→ Task details:
Reproduce the listing word for word, leaving every picture behind.

→ Given entries:
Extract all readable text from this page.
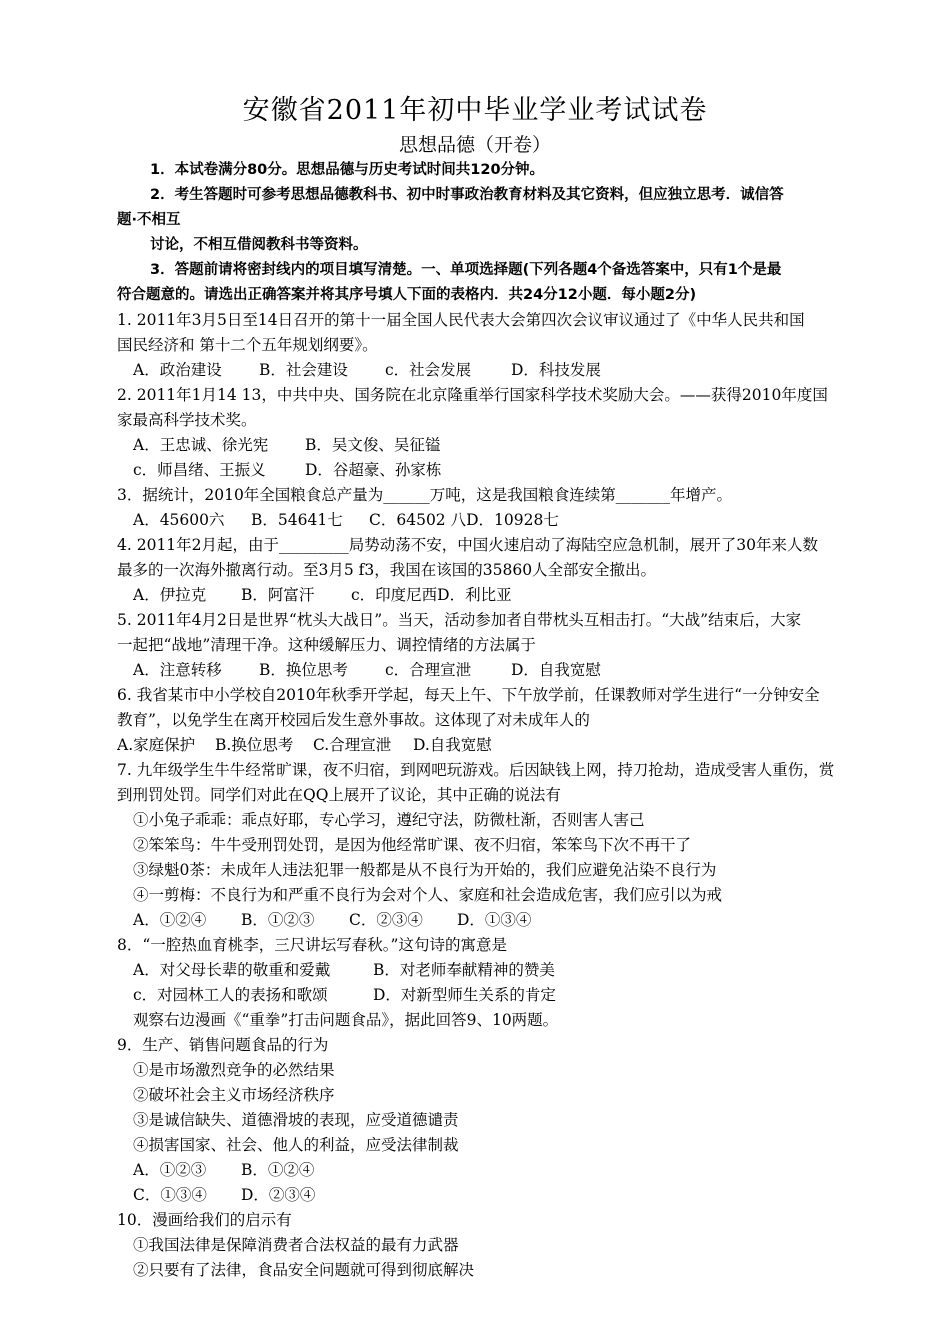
安徽省2011年初中毕业学业考试试卷
思想品德（开卷）
1．本试卷满分80分。思想品德与历史考试时间共120分钟。
2．考生答题时可参考思想品德教科书、初中时事政治教育材料及其它资料，但应独立思考．诚信答
题·不相互
讨论，不相互借阅教科书等资料。
3．答题前请将密封线内的项目填写清楚。一、单项选择题(下列各题4个备选答案中，只有1个是最
符合题意的。请选出正确答案并将其序号填人下面的表格内．共24分12小题．每小题2分)
1. 2011年3月5日至14日召开的第十一届全国人民代表大会第四次会议审议通过了《中华人民共和国
国民经济和 第十二个五年规划纲要》。
A．政治建设 B．社会建设 c．社会发展	D．科技发展
2. 2011年1月14 13，中共中央、国务院在北京隆重举行国家科学技术奖励大会。——获得2010年度国
家最高科学技术奖。
A．王忠诚、徐光宪 B．吴文俊、吴征镒
c．师昌绪、王振义	D．谷超豪、孙家栋
3．据统计，2010年全国粮食总产量为______万吨，这是我国粮食连续第_______年增产。
A．45600六 B．54641七 C．64502 八D．10928七
4. 2011年2月起，由于_________局势动荡不安，中国火速启动了海陆空应急机制，展开了30年来人数
最多的一次海外撤离行动。至3月5 f3，我国在该国的35860人全部安全撤出。
A．伊拉克 B．阿富汗 c．印度尼西D．利比亚
5. 2011年4月2日是世界“枕头大战日”。当天，活动参加者自带枕头互相击打。“大战”结束后，大家
一起把“战地”清理干净。这种缓解压力、调控情绪的方法属于
A．注意转移 B．换位思考 c．合理宣泄	D．自我宽慰
6. 我省某市中小学校自2010年秋季开学起，每天上午、下午放学前，任课教师对学生进行“一分钟安全
教育”，以免学生在离开校园后发生意外事故。这体现了对未成年人的
A.家庭保护 B.换位思考 C.合理宣泄 D.自我宽慰
7. 九年级学生牛牛经常旷课，夜不归宿，到网吧玩游戏。后因缺钱上网，持刀抢劫，造成受害人重伤，赏
到刑罚处罚。同学们对此在QQ上展开了议论，其中正确的说法有
①小兔子乖乖：乖点好耶，专心学习，遵纪守法，防微杜渐，否则害人害己
②笨笨鸟：牛牛受刑罚处罚，是因为他经常旷课、夜不归宿，笨笨鸟下次不再干了
③绿魁0茶：未成年人违法犯罪一般都是从不良行为开始的，我们应避免沾染不良行为
④一剪梅：不良行为和严重不良行为会对个人、家庭和社会造成危害，我们应引以为戒
A．①②④ B．①②③ C．②③④ D．①③④
8．“一腔热血育桃李，三尺讲坛写春秋。”这句诗的寓意是
A．对父母长辈的敬重和爱戴	B．对老师奉献精神的赞美
c．对园林工人的表扬和歌颂	D．对新型师生关系的肯定
观察右边漫画《“重拳”打击问题食品》，据此回答9、10两题。
9．生产、销售问题食品的行为
①是市场激烈竞争的必然结果
②破坏社会主义市场经济秩序
③是诚信缺失、道德滑坡的表现，应受道德谴责
④损害国家、社会、他人的利益，应受法律制裁
A．①②③ B．①②④
C．①③④ D．②③④
10．漫画给我们的启示有
①我国法律是保障消费者合法权益的最有力武器
②只要有了法律，食品安全问题就可得到彻底解决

→ Output:
Extract all readable text from this page.
安徽省2011年初中毕业学业考试试卷
思想品德（开卷）
1．本试卷满分80分。思想品德与历史考试时间共120分钟。
2．考生答题时可参考思想品德教科书、初中时事政治教育材料及其它资料，但应独立思考．诚信答
题·不相互
讨论，不相互借阅教科书等资料。
3．答题前请将密封线内的项目填写清楚。一、单项选择题(下列各题4个备选答案中，只有1个是最
符合题意的。请选出正确答案并将其序号填人下面的表格内．共24分12小题．每小题2分)
1. 2011年3月5日至14日召开的第十一届全国人民代表大会第四次会议审议通过了《中华人民共和国
国民经济和 第十二个五年规划纲要》。
A．政治建设 B．社会建设 c．社会发展	D．科技发展
2. 2011年1月14 13，中共中央、国务院在北京隆重举行国家科学技术奖励大会。——获得2010年度国
家最高科学技术奖。
A．王忠诚、徐光宪 B．吴文俊、吴征镒
c．师昌绪、王振义	D．谷超豪、孙家栋
3．据统计，2010年全国粮食总产量为______万吨，这是我国粮食连续第_______年增产。
A．45600六 B．54641七 C．64502 八D．10928七
4. 2011年2月起，由于_________局势动荡不安，中国火速启动了海陆空应急机制，展开了30年来人数
最多的一次海外撤离行动。至3月5 f3，我国在该国的35860人全部安全撤出。
A．伊拉克 B．阿富汗 c．印度尼西D．利比亚
5. 2011年4月2日是世界“枕头大战日”。当天，活动参加者自带枕头互相击打。“大战”结束后，大家
一起把“战地”清理干净。这种缓解压力、调控情绪的方法属于
A．注意转移 B．换位思考 c．合理宣泄	D．自我宽慰
6. 我省某市中小学校自2010年秋季开学起，每天上午、下午放学前，任课教师对学生进行“一分钟安全
教育”，以免学生在离开校园后发生意外事故。这体现了对未成年人的
A.家庭保护 B.换位思考 C.合理宣泄 D.自我宽慰
7. 九年级学生牛牛经常旷课，夜不归宿，到网吧玩游戏。后因缺钱上网，持刀抢劫，造成受害人重伤，赏
到刑罚处罚。同学们对此在QQ上展开了议论，其中正确的说法有
①小兔子乖乖：乖点好耶，专心学习，遵纪守法，防微杜渐，否则害人害己
②笨笨鸟：牛牛受刑罚处罚，是因为他经常旷课、夜不归宿，笨笨鸟下次不再干了
③绿魁0茶：未成年人违法犯罪一般都是从不良行为开始的，我们应避免沾染不良行为
④一剪梅：不良行为和严重不良行为会对个人、家庭和社会造成危害，我们应引以为戒
A．①②④ B．①②③ C．②③④ D．①③④
8．“一腔热血育桃李，三尺讲坛写春秋。”这句诗的寓意是
A．对父母长辈的敬重和爱戴	B．对老师奉献精神的赞美
c．对园林工人的表扬和歌颂	D．对新型师生关系的肯定
观察右边漫画《“重拳”打击问题食品》，据此回答9、10两题。
9．生产、销售问题食品的行为
①是市场激烈竞争的必然结果
②破坏社会主义市场经济秩序
③是诚信缺失、道德滑坡的表现，应受道德谴责
④损害国家、社会、他人的利益，应受法律制裁
A．①②③ B．①②④
C．①③④ D．②③④
10．漫画给我们的启示有
①我国法律是保障消费者合法权益的最有力武器
②只要有了法律，食品安全问题就可得到彻底解决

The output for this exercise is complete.